--- START OF Task inputs ---

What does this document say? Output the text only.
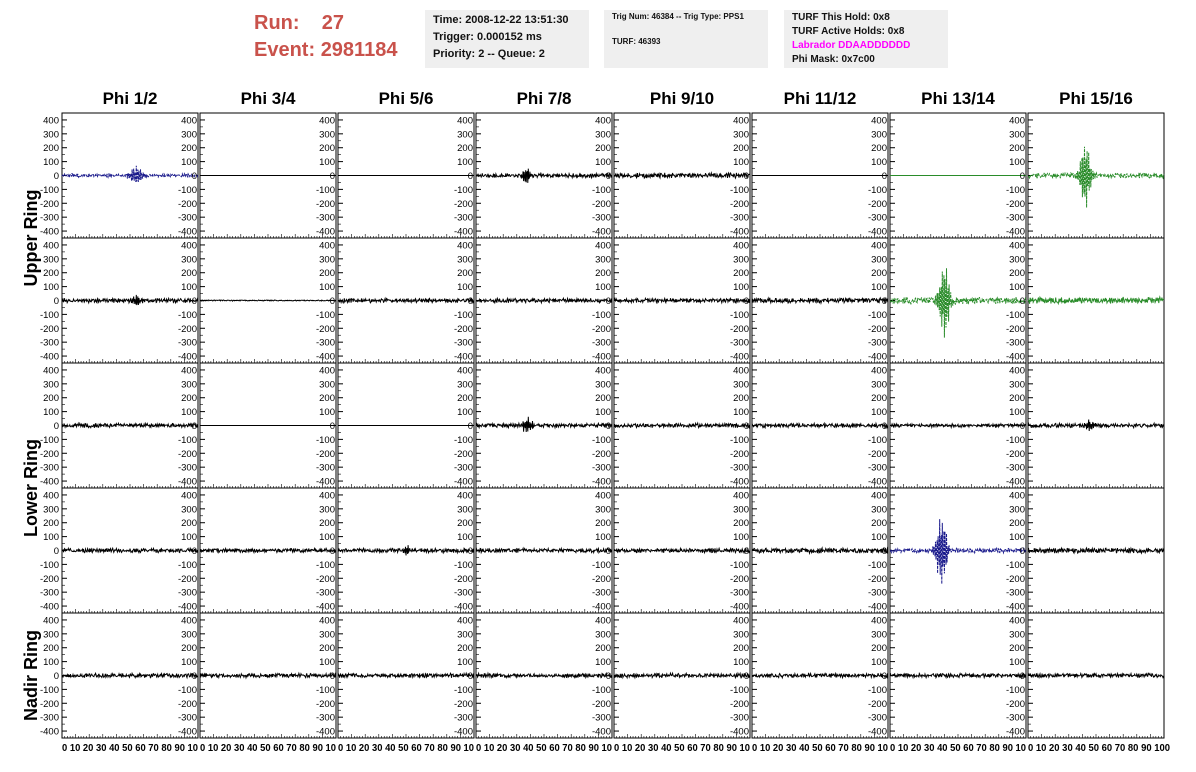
Run: 27
Event: 2981184
Time: 2008-12-22 13:51:30
Trigger: 0.000152 ms
Priority: 2 -- Queue: 2
Trig Num: 46384 -- Trig Type: PPS1
TURF: 46393
TURF This Hold: 0x8
TURF Active Holds: 0x8
Labrador DDAADDDDDD
Phi Mask: 0x7c00
Phi 1/2	Phi 3/4	Phi 5/6	Phi 7/8	Phi 9/10	Phi 11/12	Phi 13/14	Phi 15/16
Upper Ring
Lower Ring
Nadir Ring
400
300
200
100
0
-100
-200
-300
-400
400
300
200
100
0
-100
-200
-300
-400
400
300
200
100
0
-100
-200
-300
-400
400
300
200
100
0
-100
-200
-300
-400
400
300
200
100
0
-100
-200
-300
-400
400
300
200
100
0
-100
-200
-300
-400
400
300
200
100
0
-100
-200
-300
-400
400
300
200
100
0
-100
-200
-300
-400
400
300
200
100
0
-100
-200
-300
-400
400
300
200
100
0
-100
-200
-300
-400
400
300
200
100
0
-100
-200
-300
-400
400
300
200
100
0
-100
-200
-300
-400
400
300
200
100
0
-100
-200
-300
-400
400
300
200
100
0
-100
-200
-300
-400
400
300
200
100
0
-100
-200
-300
-400
400
300
200
100
0
-100
-200
-300
-400
400
300
200
100
0
-100
-200
-300
-400
400
300
200
100
0
-100
-200
-300
-400
400
300
200
100
0
-100
-200
-300
-400
400
300
200
100
0
-100
-200
-300
-400
400
300
200
100
0
-100
-200
-300
-400
400
300
200
100
0
-100
-200
-300
-400
400
300
200
100
0
-100
-200
-300
-400
400
300
200
100
0
-100
-200
-300
-400
400
300
200
100
0
-100
-200
-300
-400
400
300
200
100
0
-100
-200
-300
-400
400
300
200
100
0
-100
-200
-300
-400
400
300
200
100
0
-100
-200
-300
-400
400
300
200
100
0
-100
-200
-300
-400
400
300
200
100
0
-100
-200
-300
-400
400
300
200
100
0
-100
-200
-300
-400
400
300
200
100
0
-100
-200
-300
-400
400
300
200
100
0
-100
-200
-300
-400
400
300
200
100
0
-100
-200
-300
-400
400
300
200
100
0
-100
-200
-300
-400
400
300
200
100
0
-100
-200
-300
-400
400
300
200
100
0
-100
-200
-300
-400
400
300
200
100
0
-100
-200
-300
-400
400
300
200
100
0
-100
-200
-300
-400
400
300
200
100
0
-100
-200
-300
-400
0 10 20 30 40 50 60 70 80 90 10 0 10 20 30 40 50 60 70 80 90 10 0 10 20 30 40 50 60 70 80 90 10 0 10 20 30 40 50 60 70 80 90 10 0 10 20 30 40 50 60 70 80 90 10 0 10 20 30 40 50 60 70 80 90 10 0 10 20 30 40 50 60 70 80 90 10 0 10 20 30 40 50 60 70 80 90 100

--- END OF Task inputs ---

▶ **Instructions for the task**: Copy each line in the data that holds the word "TURF".

▶ **Task response**:
TURF: 46393
TURF This Hold: 0x8
TURF Active Holds: 0x8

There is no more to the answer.